## Supplied information
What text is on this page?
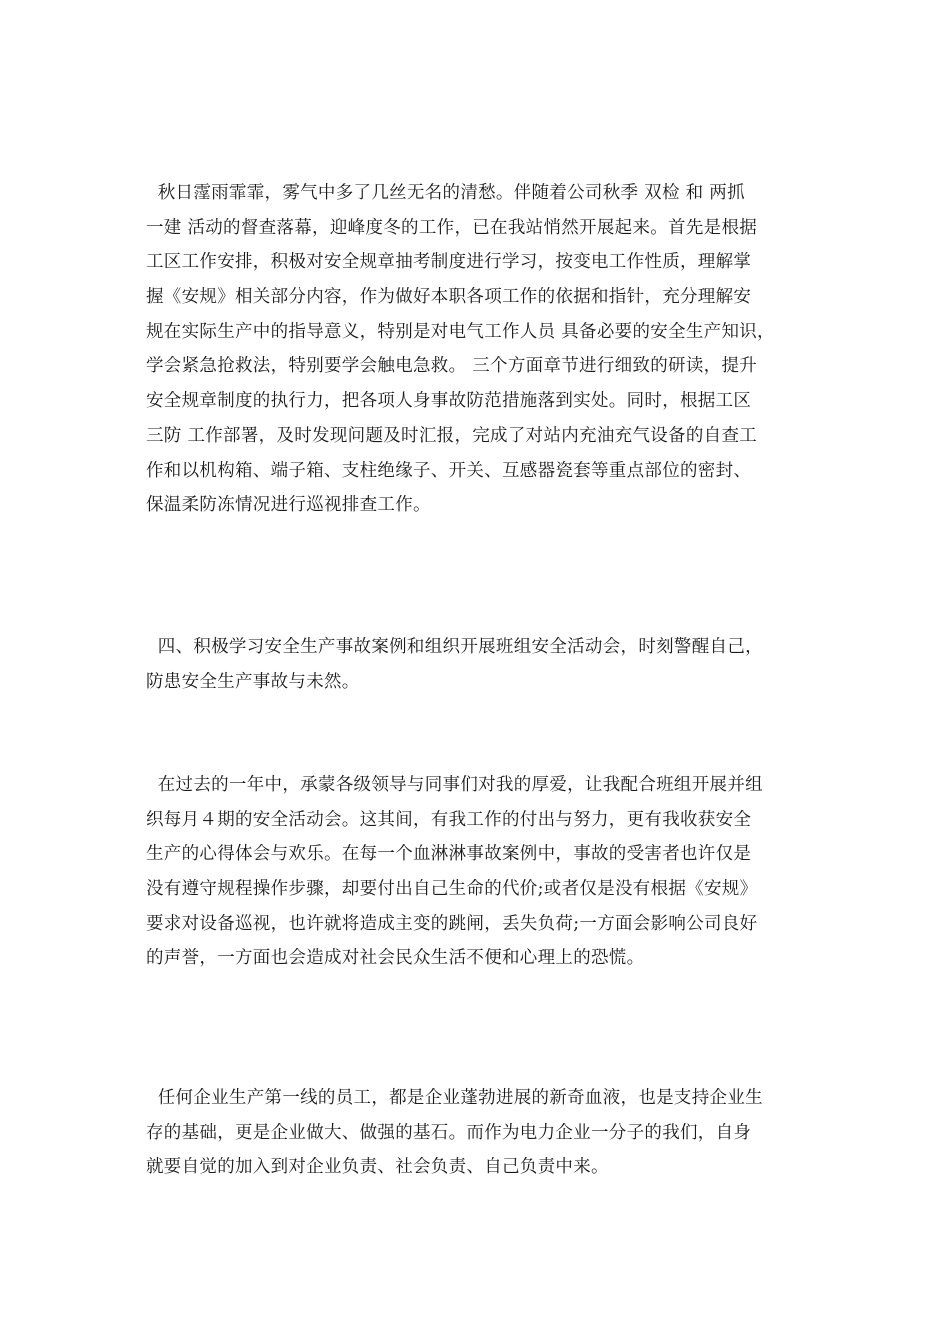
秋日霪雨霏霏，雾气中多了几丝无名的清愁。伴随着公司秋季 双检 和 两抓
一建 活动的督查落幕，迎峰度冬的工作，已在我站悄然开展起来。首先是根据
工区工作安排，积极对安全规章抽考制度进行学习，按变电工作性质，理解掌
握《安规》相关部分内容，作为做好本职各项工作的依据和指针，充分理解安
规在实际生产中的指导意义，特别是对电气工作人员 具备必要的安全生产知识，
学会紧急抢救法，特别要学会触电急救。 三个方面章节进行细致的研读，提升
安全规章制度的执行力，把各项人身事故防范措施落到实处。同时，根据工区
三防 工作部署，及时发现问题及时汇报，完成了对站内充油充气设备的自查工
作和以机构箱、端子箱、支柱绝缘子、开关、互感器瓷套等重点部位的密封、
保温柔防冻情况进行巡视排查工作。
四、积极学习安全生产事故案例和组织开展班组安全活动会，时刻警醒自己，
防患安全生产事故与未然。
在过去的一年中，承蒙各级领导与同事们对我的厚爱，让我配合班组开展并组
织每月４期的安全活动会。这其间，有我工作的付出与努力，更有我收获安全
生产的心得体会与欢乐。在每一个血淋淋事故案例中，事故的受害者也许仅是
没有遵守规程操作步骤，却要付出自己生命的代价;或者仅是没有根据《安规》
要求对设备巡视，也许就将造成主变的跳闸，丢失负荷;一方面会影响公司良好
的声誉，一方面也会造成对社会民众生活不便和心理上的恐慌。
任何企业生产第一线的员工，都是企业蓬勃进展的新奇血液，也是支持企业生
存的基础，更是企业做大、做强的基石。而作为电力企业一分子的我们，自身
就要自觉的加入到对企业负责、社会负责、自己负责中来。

## Task brief
Exact duplication of all the records is required; pictures are omitted from the copy.

## Correct answer
What text is on this page?
秋日霪雨霏霏，雾气中多了几丝无名的清愁。伴随着公司秋季 双检 和 两抓
一建 活动的督查落幕，迎峰度冬的工作，已在我站悄然开展起来。首先是根据
工区工作安排，积极对安全规章抽考制度进行学习，按变电工作性质，理解掌
握《安规》相关部分内容，作为做好本职各项工作的依据和指针，充分理解安
规在实际生产中的指导意义，特别是对电气工作人员 具备必要的安全生产知识，
学会紧急抢救法，特别要学会触电急救。 三个方面章节进行细致的研读，提升
安全规章制度的执行力，把各项人身事故防范措施落到实处。同时，根据工区
三防 工作部署，及时发现问题及时汇报，完成了对站内充油充气设备的自查工
作和以机构箱、端子箱、支柱绝缘子、开关、互感器瓷套等重点部位的密封、
保温柔防冻情况进行巡视排查工作。
四、积极学习安全生产事故案例和组织开展班组安全活动会，时刻警醒自己，
防患安全生产事故与未然。
在过去的一年中，承蒙各级领导与同事们对我的厚爱，让我配合班组开展并组
织每月４期的安全活动会。这其间，有我工作的付出与努力，更有我收获安全
生产的心得体会与欢乐。在每一个血淋淋事故案例中，事故的受害者也许仅是
没有遵守规程操作步骤，却要付出自己生命的代价;或者仅是没有根据《安规》
要求对设备巡视，也许就将造成主变的跳闸，丢失负荷;一方面会影响公司良好
的声誉，一方面也会造成对社会民众生活不便和心理上的恐慌。
任何企业生产第一线的员工，都是企业蓬勃进展的新奇血液，也是支持企业生
存的基础，更是企业做大、做强的基石。而作为电力企业一分子的我们，自身
就要自觉的加入到对企业负责、社会负责、自己负责中来。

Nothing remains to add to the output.